**Material:**
▶

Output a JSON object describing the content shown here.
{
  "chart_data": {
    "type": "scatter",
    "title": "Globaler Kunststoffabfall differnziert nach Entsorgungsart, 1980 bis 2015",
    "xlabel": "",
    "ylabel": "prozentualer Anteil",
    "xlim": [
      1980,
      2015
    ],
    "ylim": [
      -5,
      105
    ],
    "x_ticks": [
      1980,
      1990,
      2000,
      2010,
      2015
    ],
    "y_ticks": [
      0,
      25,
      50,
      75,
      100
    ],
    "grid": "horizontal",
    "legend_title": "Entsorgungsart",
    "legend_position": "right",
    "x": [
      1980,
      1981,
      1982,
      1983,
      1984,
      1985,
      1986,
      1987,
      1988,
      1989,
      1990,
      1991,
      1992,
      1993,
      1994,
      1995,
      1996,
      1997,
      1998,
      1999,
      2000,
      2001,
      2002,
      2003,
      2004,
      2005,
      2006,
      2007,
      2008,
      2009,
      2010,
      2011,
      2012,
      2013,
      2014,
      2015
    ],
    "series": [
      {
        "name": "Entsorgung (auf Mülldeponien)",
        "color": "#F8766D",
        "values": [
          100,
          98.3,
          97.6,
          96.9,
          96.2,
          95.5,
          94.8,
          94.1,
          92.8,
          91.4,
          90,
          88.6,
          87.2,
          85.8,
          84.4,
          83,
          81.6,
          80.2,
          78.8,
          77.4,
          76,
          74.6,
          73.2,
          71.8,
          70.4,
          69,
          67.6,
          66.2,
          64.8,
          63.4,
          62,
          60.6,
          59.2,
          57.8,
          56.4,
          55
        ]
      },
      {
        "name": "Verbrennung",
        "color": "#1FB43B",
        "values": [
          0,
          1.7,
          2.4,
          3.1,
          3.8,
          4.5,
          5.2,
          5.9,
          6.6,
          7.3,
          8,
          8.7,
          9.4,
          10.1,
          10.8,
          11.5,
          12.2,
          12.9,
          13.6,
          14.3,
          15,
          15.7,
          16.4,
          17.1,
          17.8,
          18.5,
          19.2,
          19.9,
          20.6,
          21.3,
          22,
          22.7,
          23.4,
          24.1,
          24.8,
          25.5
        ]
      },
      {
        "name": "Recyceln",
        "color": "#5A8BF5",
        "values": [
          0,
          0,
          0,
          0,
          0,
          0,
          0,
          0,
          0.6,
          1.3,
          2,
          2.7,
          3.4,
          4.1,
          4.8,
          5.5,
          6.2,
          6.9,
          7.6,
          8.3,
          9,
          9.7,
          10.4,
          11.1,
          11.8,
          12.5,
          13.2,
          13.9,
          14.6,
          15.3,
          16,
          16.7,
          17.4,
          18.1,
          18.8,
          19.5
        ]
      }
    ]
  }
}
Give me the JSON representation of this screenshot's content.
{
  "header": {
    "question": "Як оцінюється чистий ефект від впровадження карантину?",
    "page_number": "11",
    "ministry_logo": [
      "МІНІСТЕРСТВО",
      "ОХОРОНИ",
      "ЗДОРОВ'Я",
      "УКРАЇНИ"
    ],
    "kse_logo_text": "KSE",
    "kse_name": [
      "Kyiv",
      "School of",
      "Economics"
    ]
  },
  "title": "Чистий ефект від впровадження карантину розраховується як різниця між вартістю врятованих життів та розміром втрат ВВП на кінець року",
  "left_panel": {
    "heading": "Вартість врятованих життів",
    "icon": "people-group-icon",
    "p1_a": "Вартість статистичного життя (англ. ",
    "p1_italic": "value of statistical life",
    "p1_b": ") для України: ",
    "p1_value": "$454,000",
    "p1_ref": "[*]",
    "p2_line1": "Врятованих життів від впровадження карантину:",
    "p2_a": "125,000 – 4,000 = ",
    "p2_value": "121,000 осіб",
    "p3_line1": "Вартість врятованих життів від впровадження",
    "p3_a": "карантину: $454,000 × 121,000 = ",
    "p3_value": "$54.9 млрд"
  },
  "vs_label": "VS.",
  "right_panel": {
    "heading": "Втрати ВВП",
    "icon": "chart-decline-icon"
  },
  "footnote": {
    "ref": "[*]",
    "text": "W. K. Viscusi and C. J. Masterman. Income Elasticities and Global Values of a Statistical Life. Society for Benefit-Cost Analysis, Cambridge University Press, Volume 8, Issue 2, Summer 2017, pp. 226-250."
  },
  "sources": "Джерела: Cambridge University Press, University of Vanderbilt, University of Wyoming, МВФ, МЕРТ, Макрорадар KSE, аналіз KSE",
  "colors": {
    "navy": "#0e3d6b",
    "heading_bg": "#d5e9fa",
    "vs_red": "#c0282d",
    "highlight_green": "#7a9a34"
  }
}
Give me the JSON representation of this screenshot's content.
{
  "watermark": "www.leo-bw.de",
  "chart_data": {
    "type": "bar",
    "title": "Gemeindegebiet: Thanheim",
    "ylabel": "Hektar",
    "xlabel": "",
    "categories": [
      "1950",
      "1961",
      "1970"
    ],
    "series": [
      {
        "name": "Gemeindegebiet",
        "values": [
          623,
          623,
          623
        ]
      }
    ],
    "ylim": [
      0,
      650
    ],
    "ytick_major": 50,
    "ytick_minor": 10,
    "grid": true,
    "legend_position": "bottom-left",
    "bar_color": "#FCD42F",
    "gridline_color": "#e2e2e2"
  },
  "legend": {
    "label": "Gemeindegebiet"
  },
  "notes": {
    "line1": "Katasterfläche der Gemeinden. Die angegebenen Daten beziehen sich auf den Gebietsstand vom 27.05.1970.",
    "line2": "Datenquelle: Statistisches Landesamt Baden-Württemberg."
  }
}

◀

Restate the whole listing exactly, leaving out nothing.

**The answer:**
Output a JSON object describing the content shown here.
{
  "chart_data": {
    "type": "scatter",
    "title": "Globaler Kunststoffabfall differnziert nach Entsorgungsart, 1980 bis 2015",
    "xlabel": "",
    "ylabel": "prozentualer Anteil",
    "xlim": [
      1980,
      2015
    ],
    "ylim": [
      -5,
      105
    ],
    "x_ticks": [
      1980,
      1990,
      2000,
      2010,
      2015
    ],
    "y_ticks": [
      0,
      25,
      50,
      75,
      100
    ],
    "grid": "horizontal",
    "legend_title": "Entsorgungsart",
    "legend_position": "right",
    "x": [
      1980,
      1981,
      1982,
      1983,
      1984,
      1985,
      1986,
      1987,
      1988,
      1989,
      1990,
      1991,
      1992,
      1993,
      1994,
      1995,
      1996,
      1997,
      1998,
      1999,
      2000,
      2001,
      2002,
      2003,
      2004,
      2005,
      2006,
      2007,
      2008,
      2009,
      2010,
      2011,
      2012,
      2013,
      2014,
      2015
    ],
    "series": [
      {
        "name": "Entsorgung (auf Mülldeponien)",
        "color": "#F8766D",
        "values": [
          100,
          98.3,
          97.6,
          96.9,
          96.2,
          95.5,
          94.8,
          94.1,
          92.8,
          91.4,
          90,
          88.6,
          87.2,
          85.8,
          84.4,
          83,
          81.6,
          80.2,
          78.8,
          77.4,
          76,
          74.6,
          73.2,
          71.8,
          70.4,
          69,
          67.6,
          66.2,
          64.8,
          63.4,
          62,
          60.6,
          59.2,
          57.8,
          56.4,
          55
        ]
      },
      {
        "name": "Verbrennung",
        "color": "#1FB43B",
        "values": [
          0,
          1.7,
          2.4,
          3.1,
          3.8,
          4.5,
          5.2,
          5.9,
          6.6,
          7.3,
          8,
          8.7,
          9.4,
          10.1,
          10.8,
          11.5,
          12.2,
          12.9,
          13.6,
          14.3,
          15,
          15.7,
          16.4,
          17.1,
          17.8,
          18.5,
          19.2,
          19.9,
          20.6,
          21.3,
          22,
          22.7,
          23.4,
          24.1,
          24.8,
          25.5
        ]
      },
      {
        "name": "Recyceln",
        "color": "#5A8BF5",
        "values": [
          0,
          0,
          0,
          0,
          0,
          0,
          0,
          0,
          0.6,
          1.3,
          2,
          2.7,
          3.4,
          4.1,
          4.8,
          5.5,
          6.2,
          6.9,
          7.6,
          8.3,
          9,
          9.7,
          10.4,
          11.1,
          11.8,
          12.5,
          13.2,
          13.9,
          14.6,
          15.3,
          16,
          16.7,
          17.4,
          18.1,
          18.8,
          19.5
        ]
      }
    ]
  }
}
Give me the JSON representation of this screenshot's content.
{
  "header": {
    "question": "Як оцінюється чистий ефект від впровадження карантину?",
    "page_number": "11",
    "ministry_logo": [
      "МІНІСТЕРСТВО",
      "ОХОРОНИ",
      "ЗДОРОВ'Я",
      "УКРАЇНИ"
    ],
    "kse_logo_text": "KSE",
    "kse_name": [
      "Kyiv",
      "School of",
      "Economics"
    ]
  },
  "title": "Чистий ефект від впровадження карантину розраховується як різниця між вартістю врятованих життів та розміром втрат ВВП на кінець року",
  "left_panel": {
    "heading": "Вартість врятованих життів",
    "icon": "people-group-icon",
    "p1_a": "Вартість статистичного життя (англ. ",
    "p1_italic": "value of statistical life",
    "p1_b": ") для України: ",
    "p1_value": "$454,000",
    "p1_ref": "[*]",
    "p2_line1": "Врятованих життів від впровадження карантину:",
    "p2_a": "125,000 – 4,000 = ",
    "p2_value": "121,000 осіб",
    "p3_line1": "Вартість врятованих життів від впровадження",
    "p3_a": "карантину: $454,000 × 121,000 = ",
    "p3_value": "$54.9 млрд"
  },
  "vs_label": "VS.",
  "right_panel": {
    "heading": "Втрати ВВП",
    "icon": "chart-decline-icon"
  },
  "footnote": {
    "ref": "[*]",
    "text": "W. K. Viscusi and C. J. Masterman. Income Elasticities and Global Values of a Statistical Life. Society for Benefit-Cost Analysis, Cambridge University Press, Volume 8, Issue 2, Summer 2017, pp. 226-250."
  },
  "sources": "Джерела: Cambridge University Press, University of Vanderbilt, University of Wyoming, МВФ, МЕРТ, Макрорадар KSE, аналіз KSE",
  "colors": {
    "navy": "#0e3d6b",
    "heading_bg": "#d5e9fa",
    "vs_red": "#c0282d",
    "highlight_green": "#7a9a34"
  }
}
Give me the JSON representation of this screenshot's content.
{
  "watermark": "www.leo-bw.de",
  "chart_data": {
    "type": "bar",
    "title": "Gemeindegebiet: Thanheim",
    "ylabel": "Hektar",
    "xlabel": "",
    "categories": [
      "1950",
      "1961",
      "1970"
    ],
    "series": [
      {
        "name": "Gemeindegebiet",
        "values": [
          623,
          623,
          623
        ]
      }
    ],
    "ylim": [
      0,
      650
    ],
    "ytick_major": 50,
    "ytick_minor": 10,
    "grid": true,
    "legend_position": "bottom-left",
    "bar_color": "#FCD42F",
    "gridline_color": "#e2e2e2"
  },
  "legend": {
    "label": "Gemeindegebiet"
  },
  "notes": {
    "line1": "Katasterfläche der Gemeinden. Die angegebenen Daten beziehen sich auf den Gebietsstand vom 27.05.1970.",
    "line2": "Datenquelle: Statistisches Landesamt Baden-Württemberg."
  }
}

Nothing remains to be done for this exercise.